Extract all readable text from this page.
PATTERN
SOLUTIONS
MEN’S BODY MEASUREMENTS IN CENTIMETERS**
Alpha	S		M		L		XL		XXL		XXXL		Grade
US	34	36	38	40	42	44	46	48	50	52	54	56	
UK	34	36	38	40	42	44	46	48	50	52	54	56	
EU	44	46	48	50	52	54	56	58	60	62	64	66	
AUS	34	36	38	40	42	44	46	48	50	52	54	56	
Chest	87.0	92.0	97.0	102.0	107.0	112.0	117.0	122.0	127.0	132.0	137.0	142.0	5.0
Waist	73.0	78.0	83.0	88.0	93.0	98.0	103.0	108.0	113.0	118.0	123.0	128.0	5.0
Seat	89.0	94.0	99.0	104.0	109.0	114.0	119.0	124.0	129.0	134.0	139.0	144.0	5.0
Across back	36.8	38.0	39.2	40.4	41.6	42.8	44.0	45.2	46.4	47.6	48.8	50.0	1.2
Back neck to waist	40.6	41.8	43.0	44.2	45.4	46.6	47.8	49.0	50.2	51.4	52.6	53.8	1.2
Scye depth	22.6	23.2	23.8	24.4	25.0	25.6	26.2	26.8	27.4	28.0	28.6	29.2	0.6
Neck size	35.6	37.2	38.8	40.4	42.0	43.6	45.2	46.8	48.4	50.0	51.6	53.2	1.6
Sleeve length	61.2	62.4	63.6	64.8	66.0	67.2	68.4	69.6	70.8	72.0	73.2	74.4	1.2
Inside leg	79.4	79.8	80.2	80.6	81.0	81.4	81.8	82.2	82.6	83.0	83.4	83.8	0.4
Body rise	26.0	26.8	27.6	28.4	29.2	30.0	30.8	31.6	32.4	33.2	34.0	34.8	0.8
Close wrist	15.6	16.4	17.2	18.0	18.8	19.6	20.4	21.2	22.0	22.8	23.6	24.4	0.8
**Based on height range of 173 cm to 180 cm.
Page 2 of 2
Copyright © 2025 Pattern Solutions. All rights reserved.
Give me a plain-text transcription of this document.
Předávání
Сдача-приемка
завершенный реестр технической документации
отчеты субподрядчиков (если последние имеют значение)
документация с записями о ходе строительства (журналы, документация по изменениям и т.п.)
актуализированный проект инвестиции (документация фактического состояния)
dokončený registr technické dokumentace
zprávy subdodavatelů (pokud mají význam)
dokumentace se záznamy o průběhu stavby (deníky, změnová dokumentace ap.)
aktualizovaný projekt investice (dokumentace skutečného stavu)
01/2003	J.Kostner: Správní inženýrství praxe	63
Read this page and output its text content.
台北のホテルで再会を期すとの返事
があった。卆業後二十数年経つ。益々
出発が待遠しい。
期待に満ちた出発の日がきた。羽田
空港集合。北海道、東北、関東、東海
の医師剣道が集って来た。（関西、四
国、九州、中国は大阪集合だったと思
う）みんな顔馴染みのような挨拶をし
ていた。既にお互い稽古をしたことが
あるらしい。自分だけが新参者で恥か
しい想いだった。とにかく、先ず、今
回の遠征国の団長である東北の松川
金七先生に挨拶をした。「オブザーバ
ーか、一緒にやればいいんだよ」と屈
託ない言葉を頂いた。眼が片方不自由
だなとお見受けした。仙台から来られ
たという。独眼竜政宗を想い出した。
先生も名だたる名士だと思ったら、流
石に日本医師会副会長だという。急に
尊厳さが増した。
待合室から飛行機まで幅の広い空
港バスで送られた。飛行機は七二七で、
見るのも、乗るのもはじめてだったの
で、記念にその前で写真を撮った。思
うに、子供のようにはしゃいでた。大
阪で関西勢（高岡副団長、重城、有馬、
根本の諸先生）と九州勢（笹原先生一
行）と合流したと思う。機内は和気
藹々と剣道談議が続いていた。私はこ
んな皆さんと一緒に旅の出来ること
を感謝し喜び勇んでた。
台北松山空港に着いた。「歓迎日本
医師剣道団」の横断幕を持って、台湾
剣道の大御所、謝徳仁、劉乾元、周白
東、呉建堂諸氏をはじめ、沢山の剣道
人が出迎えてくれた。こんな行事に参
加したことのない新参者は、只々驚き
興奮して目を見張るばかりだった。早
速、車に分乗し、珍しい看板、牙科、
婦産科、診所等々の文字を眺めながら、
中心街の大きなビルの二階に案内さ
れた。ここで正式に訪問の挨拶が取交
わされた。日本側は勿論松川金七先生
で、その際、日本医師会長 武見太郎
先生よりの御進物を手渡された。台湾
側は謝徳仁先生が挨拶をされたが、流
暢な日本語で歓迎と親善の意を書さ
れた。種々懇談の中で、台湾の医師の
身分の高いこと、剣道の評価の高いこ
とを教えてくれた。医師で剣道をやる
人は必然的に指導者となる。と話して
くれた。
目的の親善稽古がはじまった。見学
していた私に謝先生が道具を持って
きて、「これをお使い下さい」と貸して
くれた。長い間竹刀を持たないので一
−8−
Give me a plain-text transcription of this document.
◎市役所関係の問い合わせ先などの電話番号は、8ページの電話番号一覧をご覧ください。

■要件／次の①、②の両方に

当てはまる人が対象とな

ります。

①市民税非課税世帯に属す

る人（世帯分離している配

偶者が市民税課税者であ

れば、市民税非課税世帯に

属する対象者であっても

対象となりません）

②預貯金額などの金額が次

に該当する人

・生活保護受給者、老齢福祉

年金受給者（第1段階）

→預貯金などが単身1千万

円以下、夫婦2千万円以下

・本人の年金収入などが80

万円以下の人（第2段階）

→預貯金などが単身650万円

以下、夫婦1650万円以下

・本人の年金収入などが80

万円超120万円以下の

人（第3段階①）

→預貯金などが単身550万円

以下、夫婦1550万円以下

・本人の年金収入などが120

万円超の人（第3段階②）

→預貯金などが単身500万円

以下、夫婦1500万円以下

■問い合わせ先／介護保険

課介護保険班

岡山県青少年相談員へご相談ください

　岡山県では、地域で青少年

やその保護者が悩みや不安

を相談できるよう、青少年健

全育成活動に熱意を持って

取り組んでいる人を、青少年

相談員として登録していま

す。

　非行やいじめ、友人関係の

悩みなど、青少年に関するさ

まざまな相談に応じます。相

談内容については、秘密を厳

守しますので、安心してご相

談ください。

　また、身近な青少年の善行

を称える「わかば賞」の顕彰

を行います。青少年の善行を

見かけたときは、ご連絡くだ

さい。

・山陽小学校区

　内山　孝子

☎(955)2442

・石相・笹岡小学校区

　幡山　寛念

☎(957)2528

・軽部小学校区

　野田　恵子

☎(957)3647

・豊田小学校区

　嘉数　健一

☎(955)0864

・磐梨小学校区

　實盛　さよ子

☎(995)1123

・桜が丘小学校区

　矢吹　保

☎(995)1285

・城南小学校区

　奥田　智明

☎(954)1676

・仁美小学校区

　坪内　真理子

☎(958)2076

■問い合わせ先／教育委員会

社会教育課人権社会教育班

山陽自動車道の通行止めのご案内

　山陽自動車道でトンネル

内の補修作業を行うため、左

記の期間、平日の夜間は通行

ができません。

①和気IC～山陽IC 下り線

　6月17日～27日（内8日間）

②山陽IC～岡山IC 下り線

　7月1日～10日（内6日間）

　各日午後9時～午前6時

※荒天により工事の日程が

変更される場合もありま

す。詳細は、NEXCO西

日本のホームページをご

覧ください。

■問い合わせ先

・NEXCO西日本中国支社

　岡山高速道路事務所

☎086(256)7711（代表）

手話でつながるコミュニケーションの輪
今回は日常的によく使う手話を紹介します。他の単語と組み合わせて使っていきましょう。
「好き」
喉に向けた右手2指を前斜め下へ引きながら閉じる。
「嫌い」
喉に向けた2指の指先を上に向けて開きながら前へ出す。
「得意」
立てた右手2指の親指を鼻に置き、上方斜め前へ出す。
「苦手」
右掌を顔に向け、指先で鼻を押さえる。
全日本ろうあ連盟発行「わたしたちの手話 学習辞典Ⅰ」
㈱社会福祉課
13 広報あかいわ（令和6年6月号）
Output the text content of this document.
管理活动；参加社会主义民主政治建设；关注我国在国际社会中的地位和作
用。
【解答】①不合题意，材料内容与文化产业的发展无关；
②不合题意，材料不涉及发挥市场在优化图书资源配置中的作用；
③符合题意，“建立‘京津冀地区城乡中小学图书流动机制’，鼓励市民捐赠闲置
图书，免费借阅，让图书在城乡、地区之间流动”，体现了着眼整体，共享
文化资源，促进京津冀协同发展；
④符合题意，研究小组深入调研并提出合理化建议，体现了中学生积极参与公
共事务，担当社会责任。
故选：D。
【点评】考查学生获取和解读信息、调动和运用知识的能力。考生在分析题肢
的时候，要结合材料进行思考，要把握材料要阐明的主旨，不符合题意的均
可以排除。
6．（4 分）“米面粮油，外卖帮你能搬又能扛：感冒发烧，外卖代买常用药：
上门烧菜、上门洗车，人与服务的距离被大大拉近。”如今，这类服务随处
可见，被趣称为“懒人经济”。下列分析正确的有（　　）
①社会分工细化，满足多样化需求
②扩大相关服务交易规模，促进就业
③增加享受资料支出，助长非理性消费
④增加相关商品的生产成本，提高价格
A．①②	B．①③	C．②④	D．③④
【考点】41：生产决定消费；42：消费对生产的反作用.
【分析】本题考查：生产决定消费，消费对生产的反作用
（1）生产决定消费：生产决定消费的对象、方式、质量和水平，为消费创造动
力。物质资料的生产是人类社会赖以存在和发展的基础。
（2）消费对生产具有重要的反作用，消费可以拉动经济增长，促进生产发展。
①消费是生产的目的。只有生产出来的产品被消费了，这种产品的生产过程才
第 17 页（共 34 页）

━━━━━━━━━━━━━━━━━━━━━━━━━━━━━━

▶ [What the exercise asks]:
Some lines of the data may hold the word "dokumentace". Say how many do, with nothing else.

▶ [Result of this task]:
3